═════ Текст страницы ═════
Н.БОЛТЯНСКАЯ: Трения. Разборки.
Е.ЯСИН: Ну, в общем, борьба. Он еще не имел контрольного пакета, и стрелять все равно стреляли, но Соловки и там прочее. Но вот это был такой период сталинский, он в этом смысле...
А.РОГИНСКИЙ: Вот, я бы два обстоятельства отметил. Семейная память никуда не делась – это первое. Она никуда не делась, она пережила страшный, между прочим, и сталинский период, и послесталинский период, когда вспоминать было запрещено, она это пережила. Она ушла вот отсюда, так сказать, на абсолютную периферию, она опять спряталась. И это, пожалуй что, первый и самый главный сюжет. Второй сюжет, не менее главный. Ровно эти 20 лет последних лет – это те годы, когда ушли, по преимуществу ушли живые свидетели эпохи. Понимаете? Не ветераны – вот ветераны у нас, так сказать, войны.
Н.БОЛТЯНСКАЯ: Те, кто трясся, когда стучали в соседнюю дверь.
А.РОГИНСКИЙ: Да. А вот там свидетели, люди, пережившие и пережившие достойно, иногда пережившие только для того, чтобы запомнить – их много, они почти все ушли. Живая память. Вот, живая память ушла. «Мемориал» проводит конкурс школьников на научные такие исследования, они берут интервью у соседей, у бабушек вовсе не по теме террора, мы говорим: «Пишите по любой теме 20-го века». В каждом тексте обязательно есть какие-то там арестованные, еще что-нибудь, и там ГУЛАГ, и так далее, и так далее. Так вот, если в 99-м году, когда мы начали этот ежегодный проект, они брали интервью у бабушек, и бабушки были главными информантами. И бабушки еще рассказывали о коллективизации, потому что коллективизация, между прочим, в сознании народа гораздо больше отпечаталась, чем террор 37-го, 38-го года.
═════
▶ [Задание]: Можете перепечатать из беседы о памяти о сталинском терроре отрывок, начиная со слов «А.РОГИНСКИЙ: Вот, я» и продолжая до слов «так сказать, войны.» включительно?
═════ Исходные данные ═════
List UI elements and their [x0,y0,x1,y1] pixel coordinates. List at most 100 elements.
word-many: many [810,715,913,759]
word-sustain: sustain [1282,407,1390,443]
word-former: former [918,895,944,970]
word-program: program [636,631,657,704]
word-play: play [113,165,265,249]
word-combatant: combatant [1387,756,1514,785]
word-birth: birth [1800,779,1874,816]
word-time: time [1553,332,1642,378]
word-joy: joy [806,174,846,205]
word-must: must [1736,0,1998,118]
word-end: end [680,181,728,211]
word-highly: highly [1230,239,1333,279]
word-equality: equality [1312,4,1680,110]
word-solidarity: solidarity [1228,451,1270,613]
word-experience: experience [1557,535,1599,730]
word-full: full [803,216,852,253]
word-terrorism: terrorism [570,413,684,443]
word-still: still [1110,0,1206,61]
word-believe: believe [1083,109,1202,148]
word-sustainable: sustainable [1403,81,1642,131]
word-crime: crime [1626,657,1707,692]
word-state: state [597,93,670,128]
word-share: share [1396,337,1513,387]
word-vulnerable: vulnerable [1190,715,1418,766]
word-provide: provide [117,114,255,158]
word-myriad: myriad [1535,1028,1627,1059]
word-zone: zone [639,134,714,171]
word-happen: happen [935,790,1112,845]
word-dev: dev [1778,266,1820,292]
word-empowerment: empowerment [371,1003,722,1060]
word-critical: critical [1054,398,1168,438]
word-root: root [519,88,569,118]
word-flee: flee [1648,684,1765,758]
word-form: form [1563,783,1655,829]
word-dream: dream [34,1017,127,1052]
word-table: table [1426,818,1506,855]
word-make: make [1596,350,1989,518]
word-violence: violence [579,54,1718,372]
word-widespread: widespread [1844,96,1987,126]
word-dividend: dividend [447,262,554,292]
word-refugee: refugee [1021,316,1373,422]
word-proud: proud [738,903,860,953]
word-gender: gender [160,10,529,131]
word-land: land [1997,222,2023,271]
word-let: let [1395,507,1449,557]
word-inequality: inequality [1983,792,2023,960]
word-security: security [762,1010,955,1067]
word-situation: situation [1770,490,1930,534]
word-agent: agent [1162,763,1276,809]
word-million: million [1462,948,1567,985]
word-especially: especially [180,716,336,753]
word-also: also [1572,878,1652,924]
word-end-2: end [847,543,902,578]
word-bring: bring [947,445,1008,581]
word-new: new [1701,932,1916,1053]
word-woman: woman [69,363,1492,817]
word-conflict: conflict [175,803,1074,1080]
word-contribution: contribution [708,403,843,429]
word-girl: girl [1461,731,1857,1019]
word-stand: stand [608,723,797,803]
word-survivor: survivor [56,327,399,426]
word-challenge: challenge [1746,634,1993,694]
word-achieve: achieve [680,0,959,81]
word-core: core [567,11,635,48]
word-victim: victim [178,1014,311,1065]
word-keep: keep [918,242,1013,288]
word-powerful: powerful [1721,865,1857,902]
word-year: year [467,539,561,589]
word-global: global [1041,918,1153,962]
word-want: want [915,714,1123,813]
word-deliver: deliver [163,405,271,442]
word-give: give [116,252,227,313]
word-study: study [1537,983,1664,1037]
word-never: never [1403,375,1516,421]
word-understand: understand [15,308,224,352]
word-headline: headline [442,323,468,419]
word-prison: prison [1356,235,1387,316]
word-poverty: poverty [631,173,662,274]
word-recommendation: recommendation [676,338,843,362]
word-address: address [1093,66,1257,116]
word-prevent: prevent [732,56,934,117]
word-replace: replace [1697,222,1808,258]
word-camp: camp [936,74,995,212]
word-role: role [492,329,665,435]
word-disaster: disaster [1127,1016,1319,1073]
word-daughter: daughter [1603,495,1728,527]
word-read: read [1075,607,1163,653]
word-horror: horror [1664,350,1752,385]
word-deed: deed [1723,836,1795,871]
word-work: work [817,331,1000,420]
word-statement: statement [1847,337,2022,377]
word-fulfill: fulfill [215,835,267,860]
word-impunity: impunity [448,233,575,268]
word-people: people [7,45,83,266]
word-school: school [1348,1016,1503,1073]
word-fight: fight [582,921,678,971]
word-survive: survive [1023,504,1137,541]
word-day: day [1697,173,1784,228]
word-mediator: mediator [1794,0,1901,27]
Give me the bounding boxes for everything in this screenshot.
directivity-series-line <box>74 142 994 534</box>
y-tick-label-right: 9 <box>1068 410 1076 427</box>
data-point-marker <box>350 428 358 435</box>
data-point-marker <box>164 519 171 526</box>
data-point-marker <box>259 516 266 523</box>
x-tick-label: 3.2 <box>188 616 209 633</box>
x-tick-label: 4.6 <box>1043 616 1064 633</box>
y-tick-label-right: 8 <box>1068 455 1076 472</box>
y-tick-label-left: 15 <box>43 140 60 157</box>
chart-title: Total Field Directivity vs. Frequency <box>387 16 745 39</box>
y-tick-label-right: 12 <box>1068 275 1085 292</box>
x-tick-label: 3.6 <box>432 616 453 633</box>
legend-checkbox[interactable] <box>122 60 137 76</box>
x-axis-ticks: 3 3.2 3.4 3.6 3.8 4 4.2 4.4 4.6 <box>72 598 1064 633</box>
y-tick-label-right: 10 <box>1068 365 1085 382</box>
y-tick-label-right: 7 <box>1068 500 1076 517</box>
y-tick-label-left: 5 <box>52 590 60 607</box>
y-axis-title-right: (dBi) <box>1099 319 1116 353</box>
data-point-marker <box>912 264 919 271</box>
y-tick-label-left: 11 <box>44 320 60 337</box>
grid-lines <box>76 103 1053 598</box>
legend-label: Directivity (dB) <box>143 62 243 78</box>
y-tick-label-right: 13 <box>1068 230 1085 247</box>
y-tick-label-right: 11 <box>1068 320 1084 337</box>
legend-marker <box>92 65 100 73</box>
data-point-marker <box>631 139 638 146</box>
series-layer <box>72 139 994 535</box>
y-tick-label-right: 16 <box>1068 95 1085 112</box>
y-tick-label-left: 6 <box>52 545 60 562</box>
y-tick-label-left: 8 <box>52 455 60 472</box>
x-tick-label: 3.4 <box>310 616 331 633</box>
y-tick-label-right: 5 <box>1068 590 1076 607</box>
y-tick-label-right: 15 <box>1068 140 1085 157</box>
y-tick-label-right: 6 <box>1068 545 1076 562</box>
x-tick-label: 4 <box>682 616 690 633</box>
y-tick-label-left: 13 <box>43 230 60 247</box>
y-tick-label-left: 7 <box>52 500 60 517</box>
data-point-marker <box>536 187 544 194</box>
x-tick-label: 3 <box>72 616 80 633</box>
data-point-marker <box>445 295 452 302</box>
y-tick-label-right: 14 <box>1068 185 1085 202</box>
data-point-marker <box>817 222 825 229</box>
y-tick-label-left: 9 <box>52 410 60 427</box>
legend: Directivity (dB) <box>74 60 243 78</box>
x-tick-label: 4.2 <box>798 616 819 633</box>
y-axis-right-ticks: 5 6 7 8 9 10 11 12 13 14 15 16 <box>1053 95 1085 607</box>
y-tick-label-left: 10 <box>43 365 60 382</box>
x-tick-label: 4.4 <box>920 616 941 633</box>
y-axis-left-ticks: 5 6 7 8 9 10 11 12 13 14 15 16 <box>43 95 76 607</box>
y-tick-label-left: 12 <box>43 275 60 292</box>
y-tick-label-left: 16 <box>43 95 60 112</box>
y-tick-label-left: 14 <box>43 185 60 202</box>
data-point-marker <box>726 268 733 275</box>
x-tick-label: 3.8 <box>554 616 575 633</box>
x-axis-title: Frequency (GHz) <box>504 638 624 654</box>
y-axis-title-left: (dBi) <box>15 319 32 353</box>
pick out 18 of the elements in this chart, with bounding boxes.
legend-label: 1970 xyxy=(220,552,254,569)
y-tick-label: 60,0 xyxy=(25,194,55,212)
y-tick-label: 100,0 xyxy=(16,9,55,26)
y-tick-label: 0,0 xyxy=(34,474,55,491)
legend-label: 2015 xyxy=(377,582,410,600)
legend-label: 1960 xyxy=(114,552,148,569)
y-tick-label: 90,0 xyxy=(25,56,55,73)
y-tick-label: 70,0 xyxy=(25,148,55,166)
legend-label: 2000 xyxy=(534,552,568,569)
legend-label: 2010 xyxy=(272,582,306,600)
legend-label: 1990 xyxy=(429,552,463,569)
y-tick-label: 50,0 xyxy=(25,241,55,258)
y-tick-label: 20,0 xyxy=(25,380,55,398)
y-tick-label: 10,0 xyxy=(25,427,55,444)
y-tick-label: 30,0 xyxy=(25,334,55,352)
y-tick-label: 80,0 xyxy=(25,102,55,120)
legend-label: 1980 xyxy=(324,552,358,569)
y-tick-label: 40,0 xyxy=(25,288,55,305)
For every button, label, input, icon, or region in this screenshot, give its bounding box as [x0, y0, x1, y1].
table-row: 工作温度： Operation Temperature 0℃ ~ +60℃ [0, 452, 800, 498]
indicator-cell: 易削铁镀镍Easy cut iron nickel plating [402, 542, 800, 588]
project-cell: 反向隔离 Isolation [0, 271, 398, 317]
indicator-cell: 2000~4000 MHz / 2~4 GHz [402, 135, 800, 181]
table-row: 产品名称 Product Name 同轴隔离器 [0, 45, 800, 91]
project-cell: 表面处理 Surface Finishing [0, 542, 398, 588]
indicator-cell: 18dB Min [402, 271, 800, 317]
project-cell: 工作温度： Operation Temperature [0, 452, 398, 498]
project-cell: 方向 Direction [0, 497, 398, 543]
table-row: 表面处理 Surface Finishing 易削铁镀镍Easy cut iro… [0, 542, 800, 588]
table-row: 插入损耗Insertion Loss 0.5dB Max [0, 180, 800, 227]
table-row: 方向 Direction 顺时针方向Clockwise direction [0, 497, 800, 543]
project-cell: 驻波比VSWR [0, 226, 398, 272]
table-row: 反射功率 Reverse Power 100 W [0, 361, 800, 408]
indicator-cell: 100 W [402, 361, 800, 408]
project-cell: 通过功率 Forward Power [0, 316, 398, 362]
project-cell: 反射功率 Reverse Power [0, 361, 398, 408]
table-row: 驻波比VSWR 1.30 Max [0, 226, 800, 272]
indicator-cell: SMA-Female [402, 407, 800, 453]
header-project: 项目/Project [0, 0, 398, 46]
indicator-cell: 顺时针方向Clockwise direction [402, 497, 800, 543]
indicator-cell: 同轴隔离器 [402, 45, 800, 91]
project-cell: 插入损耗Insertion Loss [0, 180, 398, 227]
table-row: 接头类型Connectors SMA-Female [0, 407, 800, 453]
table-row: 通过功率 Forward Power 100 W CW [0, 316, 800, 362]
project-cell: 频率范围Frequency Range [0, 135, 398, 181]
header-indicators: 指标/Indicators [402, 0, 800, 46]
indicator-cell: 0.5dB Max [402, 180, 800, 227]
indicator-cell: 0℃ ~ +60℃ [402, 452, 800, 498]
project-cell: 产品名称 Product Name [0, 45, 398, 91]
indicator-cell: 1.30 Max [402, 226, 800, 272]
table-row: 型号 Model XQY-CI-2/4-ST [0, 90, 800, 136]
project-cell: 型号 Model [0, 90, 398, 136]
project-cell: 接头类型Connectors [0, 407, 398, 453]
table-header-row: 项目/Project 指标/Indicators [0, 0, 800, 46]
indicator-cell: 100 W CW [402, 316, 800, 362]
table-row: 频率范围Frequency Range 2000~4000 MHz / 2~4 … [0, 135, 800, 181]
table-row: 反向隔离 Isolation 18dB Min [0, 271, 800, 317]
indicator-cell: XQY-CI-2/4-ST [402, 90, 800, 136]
═════
▶ [Ответ]:
А.РОГИНСКИЙ: Вот, я бы два обстоятельства отметил. Семейная память никуда не делась – это первое. Она никуда не делась, она пережила страшный, между прочим, и сталинский период, и послесталинский период, когда вспоминать было запрещено, она это пережила. Она ушла вот отсюда, так сказать, на абсолютную периферию, она опять спряталась. И это, пожалуй что, первый и самый главный сюжет. Второй сюжет, не менее главный. Ровно эти 20 лет последних лет – это те годы, когда ушли, по преимуществу ушли живые свидетели эпохи. Понимаете? Не ветераны – вот ветераны у нас, так сказать, войны.